* START *
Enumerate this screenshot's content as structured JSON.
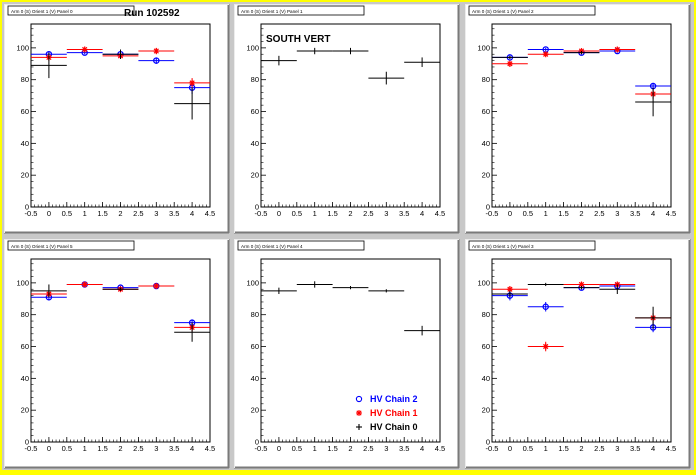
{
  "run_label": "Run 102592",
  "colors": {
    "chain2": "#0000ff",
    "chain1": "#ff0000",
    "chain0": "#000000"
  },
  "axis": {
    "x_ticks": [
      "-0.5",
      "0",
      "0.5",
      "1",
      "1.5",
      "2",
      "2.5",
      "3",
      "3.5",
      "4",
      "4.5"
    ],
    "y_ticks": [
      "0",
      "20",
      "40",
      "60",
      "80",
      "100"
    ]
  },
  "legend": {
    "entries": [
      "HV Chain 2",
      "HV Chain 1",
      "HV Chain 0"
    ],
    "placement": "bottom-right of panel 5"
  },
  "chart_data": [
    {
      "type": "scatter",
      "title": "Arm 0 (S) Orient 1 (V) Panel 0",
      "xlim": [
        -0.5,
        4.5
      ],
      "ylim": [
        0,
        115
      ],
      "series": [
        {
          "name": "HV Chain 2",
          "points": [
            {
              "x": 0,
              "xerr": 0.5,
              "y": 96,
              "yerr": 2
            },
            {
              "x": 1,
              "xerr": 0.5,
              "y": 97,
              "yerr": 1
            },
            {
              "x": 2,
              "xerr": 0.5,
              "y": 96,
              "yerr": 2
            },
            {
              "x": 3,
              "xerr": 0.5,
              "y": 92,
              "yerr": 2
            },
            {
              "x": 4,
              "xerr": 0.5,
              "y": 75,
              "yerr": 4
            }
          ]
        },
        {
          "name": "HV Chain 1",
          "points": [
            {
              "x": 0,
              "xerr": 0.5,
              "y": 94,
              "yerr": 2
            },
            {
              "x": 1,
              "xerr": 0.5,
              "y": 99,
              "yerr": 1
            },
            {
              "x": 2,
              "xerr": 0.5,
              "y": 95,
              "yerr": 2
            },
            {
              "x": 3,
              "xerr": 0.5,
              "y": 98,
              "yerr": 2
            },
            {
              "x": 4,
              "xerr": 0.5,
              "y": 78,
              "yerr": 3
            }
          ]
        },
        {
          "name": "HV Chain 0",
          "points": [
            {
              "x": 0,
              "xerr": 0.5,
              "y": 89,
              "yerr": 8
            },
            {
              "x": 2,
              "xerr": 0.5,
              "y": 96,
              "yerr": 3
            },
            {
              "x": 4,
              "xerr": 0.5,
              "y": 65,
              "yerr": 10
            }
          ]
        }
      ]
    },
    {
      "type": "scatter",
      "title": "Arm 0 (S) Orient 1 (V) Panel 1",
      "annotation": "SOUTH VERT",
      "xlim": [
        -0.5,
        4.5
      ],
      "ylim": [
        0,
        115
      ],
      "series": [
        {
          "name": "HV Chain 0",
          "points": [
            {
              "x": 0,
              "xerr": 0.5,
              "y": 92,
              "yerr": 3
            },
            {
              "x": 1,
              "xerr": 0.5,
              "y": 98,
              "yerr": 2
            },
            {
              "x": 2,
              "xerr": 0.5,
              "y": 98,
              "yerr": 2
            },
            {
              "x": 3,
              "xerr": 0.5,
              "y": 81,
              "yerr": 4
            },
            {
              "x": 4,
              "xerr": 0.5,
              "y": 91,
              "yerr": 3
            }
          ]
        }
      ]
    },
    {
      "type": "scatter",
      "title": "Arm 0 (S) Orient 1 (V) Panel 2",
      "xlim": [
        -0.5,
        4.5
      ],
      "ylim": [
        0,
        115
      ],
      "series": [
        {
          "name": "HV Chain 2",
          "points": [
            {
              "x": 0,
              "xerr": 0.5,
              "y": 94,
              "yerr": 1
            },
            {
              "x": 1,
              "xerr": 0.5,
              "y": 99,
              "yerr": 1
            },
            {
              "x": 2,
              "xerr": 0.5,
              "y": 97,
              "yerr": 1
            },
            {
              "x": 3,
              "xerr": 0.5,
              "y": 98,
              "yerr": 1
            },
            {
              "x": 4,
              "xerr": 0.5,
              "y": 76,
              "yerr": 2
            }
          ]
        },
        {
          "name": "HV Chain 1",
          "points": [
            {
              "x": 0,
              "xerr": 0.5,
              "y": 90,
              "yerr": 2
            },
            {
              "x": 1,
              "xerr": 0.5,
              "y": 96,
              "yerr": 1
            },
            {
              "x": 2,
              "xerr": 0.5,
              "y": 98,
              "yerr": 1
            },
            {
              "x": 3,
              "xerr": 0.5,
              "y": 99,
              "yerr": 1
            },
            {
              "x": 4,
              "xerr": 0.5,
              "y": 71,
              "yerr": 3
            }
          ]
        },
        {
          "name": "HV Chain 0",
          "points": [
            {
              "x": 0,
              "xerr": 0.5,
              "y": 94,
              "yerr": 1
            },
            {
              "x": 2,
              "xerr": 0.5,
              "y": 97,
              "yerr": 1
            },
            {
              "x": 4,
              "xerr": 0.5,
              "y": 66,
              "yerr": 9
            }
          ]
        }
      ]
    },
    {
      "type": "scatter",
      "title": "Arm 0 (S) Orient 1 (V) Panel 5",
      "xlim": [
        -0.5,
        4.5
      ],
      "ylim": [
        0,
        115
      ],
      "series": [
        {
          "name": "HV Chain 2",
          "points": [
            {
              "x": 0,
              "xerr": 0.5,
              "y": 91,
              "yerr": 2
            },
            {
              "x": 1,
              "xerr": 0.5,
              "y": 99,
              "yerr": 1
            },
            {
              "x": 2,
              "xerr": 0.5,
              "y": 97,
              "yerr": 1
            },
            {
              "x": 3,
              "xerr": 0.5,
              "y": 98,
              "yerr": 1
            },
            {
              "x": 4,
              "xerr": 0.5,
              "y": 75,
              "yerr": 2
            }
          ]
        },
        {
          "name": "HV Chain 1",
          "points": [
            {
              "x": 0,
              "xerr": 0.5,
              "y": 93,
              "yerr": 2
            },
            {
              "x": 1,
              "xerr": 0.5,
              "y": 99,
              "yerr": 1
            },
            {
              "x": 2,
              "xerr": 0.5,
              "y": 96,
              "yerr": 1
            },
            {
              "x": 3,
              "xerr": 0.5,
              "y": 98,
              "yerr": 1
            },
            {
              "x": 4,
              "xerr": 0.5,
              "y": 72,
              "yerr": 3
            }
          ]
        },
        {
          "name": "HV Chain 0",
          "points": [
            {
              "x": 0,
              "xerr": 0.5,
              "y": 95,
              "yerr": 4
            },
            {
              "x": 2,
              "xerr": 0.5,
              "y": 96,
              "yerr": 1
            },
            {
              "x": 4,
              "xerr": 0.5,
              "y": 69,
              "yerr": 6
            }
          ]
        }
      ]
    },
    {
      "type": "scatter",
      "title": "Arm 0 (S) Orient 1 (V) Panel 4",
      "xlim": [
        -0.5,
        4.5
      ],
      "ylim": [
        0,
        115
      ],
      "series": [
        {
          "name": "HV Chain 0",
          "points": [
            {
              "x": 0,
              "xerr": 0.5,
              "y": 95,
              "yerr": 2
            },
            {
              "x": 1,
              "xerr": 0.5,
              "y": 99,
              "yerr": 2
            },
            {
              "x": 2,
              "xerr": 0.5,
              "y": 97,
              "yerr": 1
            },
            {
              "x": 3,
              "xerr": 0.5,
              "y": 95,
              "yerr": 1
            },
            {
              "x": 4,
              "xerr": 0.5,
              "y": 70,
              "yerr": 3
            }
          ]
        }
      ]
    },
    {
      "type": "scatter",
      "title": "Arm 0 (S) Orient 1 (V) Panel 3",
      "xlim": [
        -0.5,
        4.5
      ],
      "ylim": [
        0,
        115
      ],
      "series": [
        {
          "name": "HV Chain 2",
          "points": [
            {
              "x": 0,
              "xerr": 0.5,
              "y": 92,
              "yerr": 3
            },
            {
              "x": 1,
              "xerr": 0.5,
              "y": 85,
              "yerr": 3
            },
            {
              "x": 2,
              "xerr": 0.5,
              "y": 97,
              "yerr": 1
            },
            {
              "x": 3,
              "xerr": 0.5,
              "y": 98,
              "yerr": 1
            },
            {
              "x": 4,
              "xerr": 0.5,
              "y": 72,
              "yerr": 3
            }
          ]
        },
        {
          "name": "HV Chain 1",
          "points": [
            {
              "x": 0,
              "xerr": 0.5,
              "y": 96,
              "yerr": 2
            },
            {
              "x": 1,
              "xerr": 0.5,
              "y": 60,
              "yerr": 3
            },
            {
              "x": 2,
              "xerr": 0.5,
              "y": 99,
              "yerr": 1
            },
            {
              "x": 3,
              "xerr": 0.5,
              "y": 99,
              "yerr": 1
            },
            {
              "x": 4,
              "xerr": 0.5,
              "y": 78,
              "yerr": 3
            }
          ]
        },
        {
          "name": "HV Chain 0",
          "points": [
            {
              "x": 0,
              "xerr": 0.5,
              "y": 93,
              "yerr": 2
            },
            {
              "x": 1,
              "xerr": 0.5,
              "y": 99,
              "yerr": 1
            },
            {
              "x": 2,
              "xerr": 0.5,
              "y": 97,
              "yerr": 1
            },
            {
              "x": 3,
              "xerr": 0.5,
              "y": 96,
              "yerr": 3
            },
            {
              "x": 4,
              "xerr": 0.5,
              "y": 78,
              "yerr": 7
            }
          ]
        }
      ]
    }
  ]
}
* END *
* START *
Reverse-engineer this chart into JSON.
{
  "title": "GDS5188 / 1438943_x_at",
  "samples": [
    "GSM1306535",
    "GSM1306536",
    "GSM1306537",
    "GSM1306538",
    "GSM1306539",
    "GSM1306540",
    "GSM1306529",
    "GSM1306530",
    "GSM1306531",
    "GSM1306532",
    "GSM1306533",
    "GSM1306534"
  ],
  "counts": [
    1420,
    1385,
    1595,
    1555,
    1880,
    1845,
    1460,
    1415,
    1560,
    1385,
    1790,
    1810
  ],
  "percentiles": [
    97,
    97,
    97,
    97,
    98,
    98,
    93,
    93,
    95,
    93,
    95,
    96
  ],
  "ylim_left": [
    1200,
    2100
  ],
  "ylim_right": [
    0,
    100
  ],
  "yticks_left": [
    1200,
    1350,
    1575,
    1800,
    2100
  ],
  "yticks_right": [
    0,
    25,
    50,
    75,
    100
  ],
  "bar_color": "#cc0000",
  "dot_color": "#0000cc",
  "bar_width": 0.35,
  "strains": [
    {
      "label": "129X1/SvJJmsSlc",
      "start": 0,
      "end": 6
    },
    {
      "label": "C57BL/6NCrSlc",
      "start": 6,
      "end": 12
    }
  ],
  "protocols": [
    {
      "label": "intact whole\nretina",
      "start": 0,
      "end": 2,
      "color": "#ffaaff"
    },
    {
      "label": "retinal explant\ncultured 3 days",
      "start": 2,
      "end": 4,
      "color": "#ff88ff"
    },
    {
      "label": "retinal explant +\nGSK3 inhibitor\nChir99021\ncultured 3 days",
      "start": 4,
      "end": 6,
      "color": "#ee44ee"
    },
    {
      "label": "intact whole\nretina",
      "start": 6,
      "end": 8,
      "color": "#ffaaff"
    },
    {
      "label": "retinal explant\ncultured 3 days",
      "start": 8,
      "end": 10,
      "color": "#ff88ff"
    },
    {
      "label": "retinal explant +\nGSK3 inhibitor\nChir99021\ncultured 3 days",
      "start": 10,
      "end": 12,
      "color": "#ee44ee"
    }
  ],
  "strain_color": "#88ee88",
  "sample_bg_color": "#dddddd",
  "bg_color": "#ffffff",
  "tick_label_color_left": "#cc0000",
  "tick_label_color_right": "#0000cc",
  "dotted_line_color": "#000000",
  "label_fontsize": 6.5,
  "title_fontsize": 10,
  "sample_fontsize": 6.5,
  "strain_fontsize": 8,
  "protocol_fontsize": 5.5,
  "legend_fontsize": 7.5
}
* END *
Copy every line above in which the string "this" shows up.

Enumerate this screenshot's content as structured JSON.
Reverse-engineer this chart into JSON.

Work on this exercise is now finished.